A dedicated specimen (i.e. no other tests to be performed) is required for this assay.

Do not use heparin tubes

Please check viral load before submitting for CMV genotyping and drug resistance analysis. A minimum CMV viral load of 3.0 log copy/ml is required for successful analysis.


Specimen Collection

PPT

5 mL PPT Plasma (Preferred)

EDTA

4 mL EDTA Plasma
Turnaround Time:

Assay performed on request. Minimum turnaround time is one week.


Assay Method

The assay involves amplification and sequencing selected regions of two CMV genes, phosphotransferase (UL97) and DNA Polymerase (UL54). Mutations in these genes account for the majority of resistance seen to ganciclovir (GCV), cidofovir and foscarnet (PFA).


Diagnostic Use and Interpretation

Diagnostic Use

CMV resistance to antiviral drugs occurs most frequently in patients on prolonged antiviral therapy and is particularly associated with prolonged oral ganciclovir therapy. Thus HIV patients with CMV retinitis are at risk, also transplant patients receiving ganciclovir prophylaxis for CMV disease or prolong treatment due to CMV related problems.

Immunocompromised patients.

Patients with defects in cell-mediated immunity are more susceptible to CMV infection (solid organ transplant, haematopoietic stem cell transplant, HIV infected, recipients of chemotherapy, congenital immune deficiencies). CMV disease in immunocompromised patients may be due to primary infection, reactivation or re-infection. Symptoms vary in severity and site affected. Frequent manifestations include retinitis, colitis and pneumonitis, in addition to non-specific symptoms such as malaise, fever, myalgia, leukopenia, thrombocytopenia and mild hepatitis.

Congenital / Perinatal infection

Congenital CMV infection can occur as a result of maternal primary infection or reactivation. Congenital infections can have severe manifestations: intra-uterine growth retardation, jaundice, petechiae, myocarditis, pneumonitis, chorioretinitis, neurological symptoms and sequelae. Peri-partum infection can occur via exposure to the birth canal or breast milk. Urine and saliva are the most sensitive specimen types for the diagnosis of congenital / post-partum CMV in new-borns.

#####

• **EXERCISE INSTRUCTIONS**
• A. From the CMV resistance assay text, give again the passage between "Congenital CMV infection" and "CMV in new-borns.", inclusive.
• B. Answer these questions from the CMV resistance assay text:
(i) What minimum CMV viral load is required for successful analysis?
(ii) Which two CMV genes does the assay amplify and sequence?
(iii) Which specimen types are the most sensitive for diagnosing congenital or post-partum CMV in newborns?
• C. Pick up the CMV resistance assay text after its final sentence and continue it.

#####

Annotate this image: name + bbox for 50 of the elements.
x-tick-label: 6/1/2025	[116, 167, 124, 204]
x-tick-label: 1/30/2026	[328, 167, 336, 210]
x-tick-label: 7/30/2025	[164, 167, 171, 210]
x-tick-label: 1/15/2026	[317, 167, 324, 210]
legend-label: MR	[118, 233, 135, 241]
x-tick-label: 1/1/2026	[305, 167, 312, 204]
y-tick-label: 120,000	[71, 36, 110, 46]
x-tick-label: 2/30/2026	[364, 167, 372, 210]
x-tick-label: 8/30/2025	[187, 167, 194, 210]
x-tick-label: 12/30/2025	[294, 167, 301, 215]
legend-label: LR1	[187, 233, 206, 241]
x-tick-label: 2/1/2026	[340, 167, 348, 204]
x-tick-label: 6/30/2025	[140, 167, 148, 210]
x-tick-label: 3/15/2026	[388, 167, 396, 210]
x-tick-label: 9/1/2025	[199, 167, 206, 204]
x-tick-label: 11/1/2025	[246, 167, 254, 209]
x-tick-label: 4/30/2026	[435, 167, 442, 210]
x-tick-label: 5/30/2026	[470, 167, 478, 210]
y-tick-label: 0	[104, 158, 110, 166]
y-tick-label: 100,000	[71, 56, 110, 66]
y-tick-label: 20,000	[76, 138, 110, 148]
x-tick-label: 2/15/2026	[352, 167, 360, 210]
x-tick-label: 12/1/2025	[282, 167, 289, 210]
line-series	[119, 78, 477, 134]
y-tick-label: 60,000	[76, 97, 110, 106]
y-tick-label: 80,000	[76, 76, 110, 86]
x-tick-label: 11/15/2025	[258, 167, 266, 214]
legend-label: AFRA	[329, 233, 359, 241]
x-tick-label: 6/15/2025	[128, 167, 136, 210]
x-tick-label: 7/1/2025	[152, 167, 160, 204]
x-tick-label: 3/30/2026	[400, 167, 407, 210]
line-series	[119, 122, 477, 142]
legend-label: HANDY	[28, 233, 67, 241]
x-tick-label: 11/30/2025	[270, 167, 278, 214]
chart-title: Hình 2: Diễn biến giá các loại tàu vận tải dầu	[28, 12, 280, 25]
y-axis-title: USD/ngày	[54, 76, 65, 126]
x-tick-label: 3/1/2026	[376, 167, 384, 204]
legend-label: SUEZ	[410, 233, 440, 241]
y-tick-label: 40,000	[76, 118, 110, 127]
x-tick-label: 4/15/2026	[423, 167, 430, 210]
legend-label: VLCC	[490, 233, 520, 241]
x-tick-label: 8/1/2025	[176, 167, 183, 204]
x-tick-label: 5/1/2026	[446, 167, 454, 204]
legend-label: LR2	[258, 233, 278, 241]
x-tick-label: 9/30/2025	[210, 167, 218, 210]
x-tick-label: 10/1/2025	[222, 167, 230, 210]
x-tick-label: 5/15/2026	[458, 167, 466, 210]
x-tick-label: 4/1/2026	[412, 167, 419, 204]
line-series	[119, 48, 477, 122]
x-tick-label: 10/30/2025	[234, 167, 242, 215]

#####

• **EXPECTED RESULTS**
• A.
Congenital CMV infection can occur as a result of maternal primary infection or reactivation. Congenital infections can have severe manifestations: intra-uterine growth retardation, jaundice, petechiae, myocarditis, pneumonitis, chorioretinitis, neurological symptoms and sequelae. Peri-partum infection can occur via exposure to the birth canal or breast milk. Urine and saliva are the most sensitive specimen types for the diagnosis of congenital / post-partum CMV in new-borns.

• B.
(i) A minimum CMV viral load of 3.0 log copy/ml.
(ii) Phosphotransferase (UL97) and DNA Polymerase (UL54).
(iii) Urine and saliva.

• C.
Immunocompetent

CMV infection in immunocompetent individuals is usually asymptomatic. Symptomatic infection in immunocompetent hosts manifests as a mononucleosis-like syndrome (prolonged fever, myalgia, atypical lymphocytosis, mild hepatitis), although can cause severe disease (colitis, meningoencephalitis, haemolytic anaemia, thrombocytopenia, arterial or venous thrombosis, ocular complications, hepatitis, pneumonitis

References

1. 2006 Red Book. Report of the Committee on Infectious Diseases 274 th Edition. Published by American Academy of Paediatrics.

2. Boppana SB, Ross SA, Shimamura M et al. Saliva Polymerase-Chain-Reaction Assay for Cytomegalovirus Screening in Newborns. NEJM 2011;364:2111-8

3. Ross SA, Ahmed A, Palmer AL et al. Detection of Congenital Cytomegalovirus Infection by Real-time Polymerase Chain Reaction Analysis of Saliva or Urine Specimens. JID 2014:10:1415-8

4. Revello MG, Zavattoni M, Furione M et al. Quantification of Human Cytomegalovirus DNA in Amniotic Fluid of Mothers of Congenitally Infected Fetuses. J Clin Microbiol. October 1999 vol. 37 no. 10 3350-3352


Contact Information

For further information contact the laboratory (contact via Lablink: 22000 or (09) 307-8995 or 0800 522 7587) ,or:
the Virology team virology@adhb.govt.nz


Specimen Transport Instructions for Referring Laboratories

1. Centrifuge PPT tube within 24 hours and send the spun tube to LabPLUS. Spun tubes can be stored at 4 o C over weekend.


2. Centrifuge EDTA tube within 24 hours of collection. Transfer the plasma to a new tube and send it to lab Plus. Avoid any contamination during separation.

Transport spun/separated tubes at 2 - 8 o C if transport time from collection is less than 72 hours. Transport frozen if more than 72 hours.